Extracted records

= = = = = = =

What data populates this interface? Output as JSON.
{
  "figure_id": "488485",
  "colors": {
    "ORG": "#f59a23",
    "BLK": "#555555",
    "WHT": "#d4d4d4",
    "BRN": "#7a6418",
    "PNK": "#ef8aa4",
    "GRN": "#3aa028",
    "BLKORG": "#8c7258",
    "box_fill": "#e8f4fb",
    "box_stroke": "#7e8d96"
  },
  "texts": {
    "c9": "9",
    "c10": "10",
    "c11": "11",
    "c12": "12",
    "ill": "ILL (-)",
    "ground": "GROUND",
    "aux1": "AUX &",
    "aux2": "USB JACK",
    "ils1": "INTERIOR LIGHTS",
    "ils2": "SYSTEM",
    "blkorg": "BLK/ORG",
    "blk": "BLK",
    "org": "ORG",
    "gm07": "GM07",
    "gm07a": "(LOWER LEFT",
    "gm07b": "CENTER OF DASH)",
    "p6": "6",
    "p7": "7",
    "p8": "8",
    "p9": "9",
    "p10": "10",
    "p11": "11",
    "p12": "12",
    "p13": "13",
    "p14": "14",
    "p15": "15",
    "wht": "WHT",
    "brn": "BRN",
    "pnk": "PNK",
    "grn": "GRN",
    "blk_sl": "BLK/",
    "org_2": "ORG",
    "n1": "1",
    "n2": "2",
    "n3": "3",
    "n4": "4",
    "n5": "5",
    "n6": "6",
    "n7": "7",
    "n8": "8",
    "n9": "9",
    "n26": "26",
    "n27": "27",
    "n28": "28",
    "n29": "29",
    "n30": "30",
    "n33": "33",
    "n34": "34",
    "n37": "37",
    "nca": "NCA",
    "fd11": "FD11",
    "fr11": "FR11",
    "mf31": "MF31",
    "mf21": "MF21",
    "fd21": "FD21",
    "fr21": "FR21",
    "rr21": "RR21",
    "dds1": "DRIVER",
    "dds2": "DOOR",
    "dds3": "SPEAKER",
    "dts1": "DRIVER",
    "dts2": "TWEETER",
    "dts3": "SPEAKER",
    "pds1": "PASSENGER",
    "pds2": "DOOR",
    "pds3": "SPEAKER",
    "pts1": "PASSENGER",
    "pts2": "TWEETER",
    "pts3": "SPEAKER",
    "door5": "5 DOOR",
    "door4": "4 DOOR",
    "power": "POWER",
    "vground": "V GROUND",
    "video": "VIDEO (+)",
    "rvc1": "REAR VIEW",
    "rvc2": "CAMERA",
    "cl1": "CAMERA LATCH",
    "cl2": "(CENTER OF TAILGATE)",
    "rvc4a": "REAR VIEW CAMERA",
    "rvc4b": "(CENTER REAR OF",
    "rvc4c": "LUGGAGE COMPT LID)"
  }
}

= = = = = = =

■ Task goal:
All of the material above needs to be retyped word for word.

■ Result:
What data populates this interface? Output as JSON.
{
  "figure_id": "488485",
  "colors": {
    "ORG": "#f59a23",
    "BLK": "#555555",
    "WHT": "#d4d4d4",
    "BRN": "#7a6418",
    "PNK": "#ef8aa4",
    "GRN": "#3aa028",
    "BLKORG": "#8c7258",
    "box_fill": "#e8f4fb",
    "box_stroke": "#7e8d96"
  },
  "texts": {
    "c9": "9",
    "c10": "10",
    "c11": "11",
    "c12": "12",
    "ill": "ILL (-)",
    "ground": "GROUND",
    "aux1": "AUX &",
    "aux2": "USB JACK",
    "ils1": "INTERIOR LIGHTS",
    "ils2": "SYSTEM",
    "blkorg": "BLK/ORG",
    "blk": "BLK",
    "org": "ORG",
    "gm07": "GM07",
    "gm07a": "(LOWER LEFT",
    "gm07b": "CENTER OF DASH)",
    "p6": "6",
    "p7": "7",
    "p8": "8",
    "p9": "9",
    "p10": "10",
    "p11": "11",
    "p12": "12",
    "p13": "13",
    "p14": "14",
    "p15": "15",
    "wht": "WHT",
    "brn": "BRN",
    "pnk": "PNK",
    "grn": "GRN",
    "blk_sl": "BLK/",
    "org_2": "ORG",
    "n1": "1",
    "n2": "2",
    "n3": "3",
    "n4": "4",
    "n5": "5",
    "n6": "6",
    "n7": "7",
    "n8": "8",
    "n9": "9",
    "n26": "26",
    "n27": "27",
    "n28": "28",
    "n29": "29",
    "n30": "30",
    "n33": "33",
    "n34": "34",
    "n37": "37",
    "nca": "NCA",
    "fd11": "FD11",
    "fr11": "FR11",
    "mf31": "MF31",
    "mf21": "MF21",
    "fd21": "FD21",
    "fr21": "FR21",
    "rr21": "RR21",
    "dds1": "DRIVER",
    "dds2": "DOOR",
    "dds3": "SPEAKER",
    "dts1": "DRIVER",
    "dts2": "TWEETER",
    "dts3": "SPEAKER",
    "pds1": "PASSENGER",
    "pds2": "DOOR",
    "pds3": "SPEAKER",
    "pts1": "PASSENGER",
    "pts2": "TWEETER",
    "pts3": "SPEAKER",
    "door5": "5 DOOR",
    "door4": "4 DOOR",
    "power": "POWER",
    "vground": "V GROUND",
    "video": "VIDEO (+)",
    "rvc1": "REAR VIEW",
    "rvc2": "CAMERA",
    "cl1": "CAMERA LATCH",
    "cl2": "(CENTER OF TAILGATE)",
    "rvc4a": "REAR VIEW CAMERA",
    "rvc4b": "(CENTER REAR OF",
    "rvc4c": "LUGGAGE COMPT LID)"
  }
}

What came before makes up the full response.